**REQUIRED TASK**:
With the images removed, repeat the data below exactly.
___
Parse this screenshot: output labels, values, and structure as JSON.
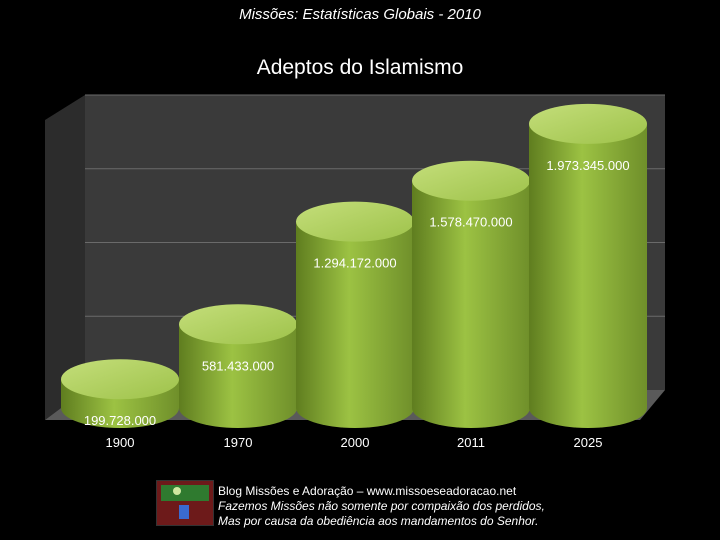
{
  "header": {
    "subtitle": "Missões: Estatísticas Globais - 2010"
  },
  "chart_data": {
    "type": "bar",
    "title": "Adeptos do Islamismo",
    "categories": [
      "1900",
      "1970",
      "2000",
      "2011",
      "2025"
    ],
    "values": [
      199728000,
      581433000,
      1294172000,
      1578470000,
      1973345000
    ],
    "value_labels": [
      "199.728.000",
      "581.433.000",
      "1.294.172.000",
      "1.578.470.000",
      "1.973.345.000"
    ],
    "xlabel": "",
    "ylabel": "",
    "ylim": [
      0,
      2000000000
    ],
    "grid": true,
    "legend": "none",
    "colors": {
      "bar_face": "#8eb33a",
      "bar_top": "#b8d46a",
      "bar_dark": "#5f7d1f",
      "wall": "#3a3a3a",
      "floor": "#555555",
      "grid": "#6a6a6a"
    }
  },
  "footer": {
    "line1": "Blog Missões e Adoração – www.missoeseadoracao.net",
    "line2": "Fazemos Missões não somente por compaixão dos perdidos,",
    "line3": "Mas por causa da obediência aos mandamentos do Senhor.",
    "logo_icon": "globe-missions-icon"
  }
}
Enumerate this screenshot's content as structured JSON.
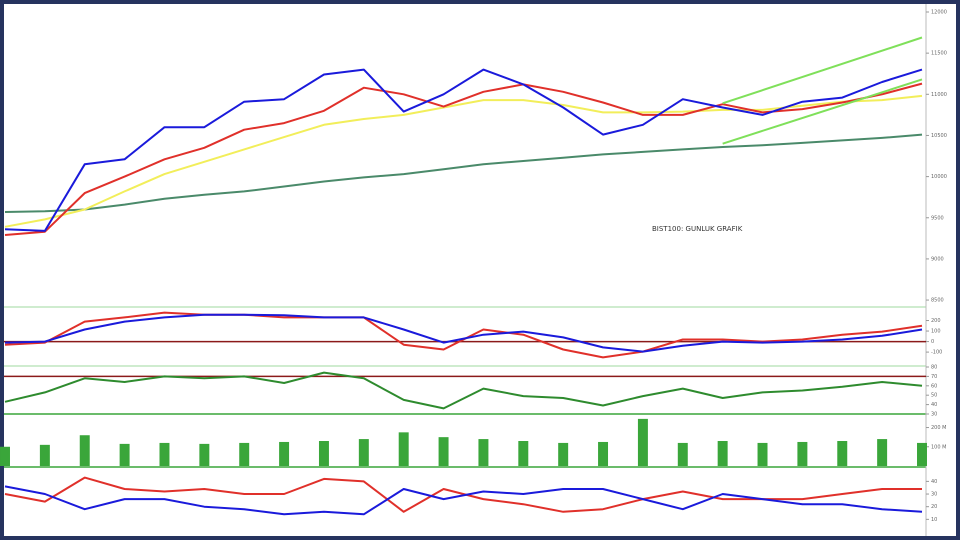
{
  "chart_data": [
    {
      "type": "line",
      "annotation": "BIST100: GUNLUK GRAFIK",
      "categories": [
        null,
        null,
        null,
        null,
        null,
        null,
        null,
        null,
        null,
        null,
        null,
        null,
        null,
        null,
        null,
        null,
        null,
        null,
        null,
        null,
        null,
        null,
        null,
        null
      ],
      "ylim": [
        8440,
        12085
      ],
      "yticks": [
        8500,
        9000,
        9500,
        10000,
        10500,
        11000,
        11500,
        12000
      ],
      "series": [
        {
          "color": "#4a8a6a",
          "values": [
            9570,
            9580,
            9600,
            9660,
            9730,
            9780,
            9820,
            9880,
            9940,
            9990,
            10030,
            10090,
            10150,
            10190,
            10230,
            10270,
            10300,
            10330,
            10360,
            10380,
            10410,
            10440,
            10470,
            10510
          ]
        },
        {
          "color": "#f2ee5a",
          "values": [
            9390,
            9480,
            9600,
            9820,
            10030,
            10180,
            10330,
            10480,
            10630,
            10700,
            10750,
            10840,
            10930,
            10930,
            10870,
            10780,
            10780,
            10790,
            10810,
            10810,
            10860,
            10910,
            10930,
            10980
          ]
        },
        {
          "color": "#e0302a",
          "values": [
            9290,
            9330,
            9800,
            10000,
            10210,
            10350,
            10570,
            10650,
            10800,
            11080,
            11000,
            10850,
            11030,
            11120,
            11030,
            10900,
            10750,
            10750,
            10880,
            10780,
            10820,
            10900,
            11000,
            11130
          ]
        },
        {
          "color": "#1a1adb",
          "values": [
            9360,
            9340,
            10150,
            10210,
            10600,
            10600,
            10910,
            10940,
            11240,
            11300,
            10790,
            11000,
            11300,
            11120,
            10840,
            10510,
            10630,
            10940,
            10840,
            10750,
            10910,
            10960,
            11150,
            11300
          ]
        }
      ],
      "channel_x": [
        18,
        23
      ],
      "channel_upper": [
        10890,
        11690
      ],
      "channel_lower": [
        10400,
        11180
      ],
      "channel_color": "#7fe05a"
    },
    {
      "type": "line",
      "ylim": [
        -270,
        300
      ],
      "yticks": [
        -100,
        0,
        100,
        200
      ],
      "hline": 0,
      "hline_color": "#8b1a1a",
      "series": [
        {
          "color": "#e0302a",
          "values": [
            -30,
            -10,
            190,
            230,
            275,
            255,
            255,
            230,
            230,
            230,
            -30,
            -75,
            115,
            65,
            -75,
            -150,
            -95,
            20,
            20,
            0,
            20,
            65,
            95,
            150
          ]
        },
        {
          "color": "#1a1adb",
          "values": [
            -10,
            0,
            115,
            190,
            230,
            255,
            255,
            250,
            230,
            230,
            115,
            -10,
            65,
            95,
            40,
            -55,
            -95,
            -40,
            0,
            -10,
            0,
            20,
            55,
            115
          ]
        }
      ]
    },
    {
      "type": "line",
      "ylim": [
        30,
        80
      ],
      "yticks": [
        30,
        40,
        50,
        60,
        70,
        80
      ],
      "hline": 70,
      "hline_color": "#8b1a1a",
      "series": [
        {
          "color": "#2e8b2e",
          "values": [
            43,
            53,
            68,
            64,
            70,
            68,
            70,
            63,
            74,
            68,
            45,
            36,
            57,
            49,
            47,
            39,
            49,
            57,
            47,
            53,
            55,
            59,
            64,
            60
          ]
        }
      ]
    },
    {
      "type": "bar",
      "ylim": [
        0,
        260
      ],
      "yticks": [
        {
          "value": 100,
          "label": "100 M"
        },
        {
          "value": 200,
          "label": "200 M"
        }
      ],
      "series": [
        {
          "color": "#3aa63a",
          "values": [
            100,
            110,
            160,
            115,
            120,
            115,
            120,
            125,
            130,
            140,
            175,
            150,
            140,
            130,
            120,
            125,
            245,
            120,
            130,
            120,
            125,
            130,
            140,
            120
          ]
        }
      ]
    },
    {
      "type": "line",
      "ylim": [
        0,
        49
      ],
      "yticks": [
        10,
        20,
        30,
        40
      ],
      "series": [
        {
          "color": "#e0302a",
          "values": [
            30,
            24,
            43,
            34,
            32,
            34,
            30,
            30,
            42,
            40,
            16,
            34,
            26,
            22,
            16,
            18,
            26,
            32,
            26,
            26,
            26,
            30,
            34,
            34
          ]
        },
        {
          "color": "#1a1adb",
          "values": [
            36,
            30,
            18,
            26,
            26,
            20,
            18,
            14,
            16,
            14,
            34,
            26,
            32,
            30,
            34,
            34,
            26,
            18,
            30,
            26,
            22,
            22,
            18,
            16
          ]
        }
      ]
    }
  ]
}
___
**ANSWER IN FULL**:
Parse this screenshot: output labels, values, and structure as JSON.
{
  "header": {
    "subtitle": "Missões: Estatísticas Globais - 2010"
  },
  "chart_data": {
    "type": "bar",
    "title": "Adeptos do Islamismo",
    "categories": [
      "1900",
      "1970",
      "2000",
      "2011",
      "2025"
    ],
    "values": [
      199728000,
      581433000,
      1294172000,
      1578470000,
      1973345000
    ],
    "value_labels": [
      "199.728.000",
      "581.433.000",
      "1.294.172.000",
      "1.578.470.000",
      "1.973.345.000"
    ],
    "xlabel": "",
    "ylabel": "",
    "ylim": [
      0,
      2000000000
    ],
    "grid": true,
    "legend": "none",
    "colors": {
      "bar_face": "#8eb33a",
      "bar_top": "#b8d46a",
      "bar_dark": "#5f7d1f",
      "wall": "#3a3a3a",
      "floor": "#555555",
      "grid": "#6a6a6a"
    }
  },
  "footer": {
    "line1": "Blog Missões e Adoração – www.missoeseadoracao.net",
    "line2": "Fazemos Missões não somente por compaixão dos perdidos,",
    "line3": "Mas por causa da obediência aos mandamentos do Senhor.",
    "logo_icon": "globe-missions-icon"
  }
}
Enumerate this screenshot's content as structured JSON.
{
  "chart_data": [
    {
      "type": "line",
      "annotation": "BIST100: GUNLUK GRAFIK",
      "categories": [
        null,
        null,
        null,
        null,
        null,
        null,
        null,
        null,
        null,
        null,
        null,
        null,
        null,
        null,
        null,
        null,
        null,
        null,
        null,
        null,
        null,
        null,
        null,
        null
      ],
      "ylim": [
        8440,
        12085
      ],
      "yticks": [
        8500,
        9000,
        9500,
        10000,
        10500,
        11000,
        11500,
        12000
      ],
      "series": [
        {
          "color": "#4a8a6a",
          "values": [
            9570,
            9580,
            9600,
            9660,
            9730,
            9780,
            9820,
            9880,
            9940,
            9990,
            10030,
            10090,
            10150,
            10190,
            10230,
            10270,
            10300,
            10330,
            10360,
            10380,
            10410,
            10440,
            10470,
            10510
          ]
        },
        {
          "color": "#f2ee5a",
          "values": [
            9390,
            9480,
            9600,
            9820,
            10030,
            10180,
            10330,
            10480,
            10630,
            10700,
            10750,
            10840,
            10930,
            10930,
            10870,
            10780,
            10780,
            10790,
            10810,
            10810,
            10860,
            10910,
            10930,
            10980
          ]
        },
        {
          "color": "#e0302a",
          "values": [
            9290,
            9330,
            9800,
            10000,
            10210,
            10350,
            10570,
            10650,
            10800,
            11080,
            11000,
            10850,
            11030,
            11120,
            11030,
            10900,
            10750,
            10750,
            10880,
            10780,
            10820,
            10900,
            11000,
            11130
          ]
        },
        {
          "color": "#1a1adb",
          "values": [
            9360,
            9340,
            10150,
            10210,
            10600,
            10600,
            10910,
            10940,
            11240,
            11300,
            10790,
            11000,
            11300,
            11120,
            10840,
            10510,
            10630,
            10940,
            10840,
            10750,
            10910,
            10960,
            11150,
            11300
          ]
        }
      ],
      "channel_x": [
        18,
        23
      ],
      "channel_upper": [
        10890,
        11690
      ],
      "channel_lower": [
        10400,
        11180
      ],
      "channel_color": "#7fe05a"
    },
    {
      "type": "line",
      "ylim": [
        -270,
        300
      ],
      "yticks": [
        -100,
        0,
        100,
        200
      ],
      "hline": 0,
      "hline_color": "#8b1a1a",
      "series": [
        {
          "color": "#e0302a",
          "values": [
            -30,
            -10,
            190,
            230,
            275,
            255,
            255,
            230,
            230,
            230,
            -30,
            -75,
            115,
            65,
            -75,
            -150,
            -95,
            20,
            20,
            0,
            20,
            65,
            95,
            150
          ]
        },
        {
          "color": "#1a1adb",
          "values": [
            -10,
            0,
            115,
            190,
            230,
            255,
            255,
            250,
            230,
            230,
            115,
            -10,
            65,
            95,
            40,
            -55,
            -95,
            -40,
            0,
            -10,
            0,
            20,
            55,
            115
          ]
        }
      ]
    },
    {
      "type": "line",
      "ylim": [
        30,
        80
      ],
      "yticks": [
        30,
        40,
        50,
        60,
        70,
        80
      ],
      "hline": 70,
      "hline_color": "#8b1a1a",
      "series": [
        {
          "color": "#2e8b2e",
          "values": [
            43,
            53,
            68,
            64,
            70,
            68,
            70,
            63,
            74,
            68,
            45,
            36,
            57,
            49,
            47,
            39,
            49,
            57,
            47,
            53,
            55,
            59,
            64,
            60
          ]
        }
      ]
    },
    {
      "type": "bar",
      "ylim": [
        0,
        260
      ],
      "yticks": [
        {
          "value": 100,
          "label": "100 M"
        },
        {
          "value": 200,
          "label": "200 M"
        }
      ],
      "series": [
        {
          "color": "#3aa63a",
          "values": [
            100,
            110,
            160,
            115,
            120,
            115,
            120,
            125,
            130,
            140,
            175,
            150,
            140,
            130,
            120,
            125,
            245,
            120,
            130,
            120,
            125,
            130,
            140,
            120
          ]
        }
      ]
    },
    {
      "type": "line",
      "ylim": [
        0,
        49
      ],
      "yticks": [
        10,
        20,
        30,
        40
      ],
      "series": [
        {
          "color": "#e0302a",
          "values": [
            30,
            24,
            43,
            34,
            32,
            34,
            30,
            30,
            42,
            40,
            16,
            34,
            26,
            22,
            16,
            18,
            26,
            32,
            26,
            26,
            26,
            30,
            34,
            34
          ]
        },
        {
          "color": "#1a1adb",
          "values": [
            36,
            30,
            18,
            26,
            26,
            20,
            18,
            14,
            16,
            14,
            34,
            26,
            32,
            30,
            34,
            34,
            26,
            18,
            30,
            26,
            22,
            22,
            18,
            16
          ]
        }
      ]
    }
  ]
}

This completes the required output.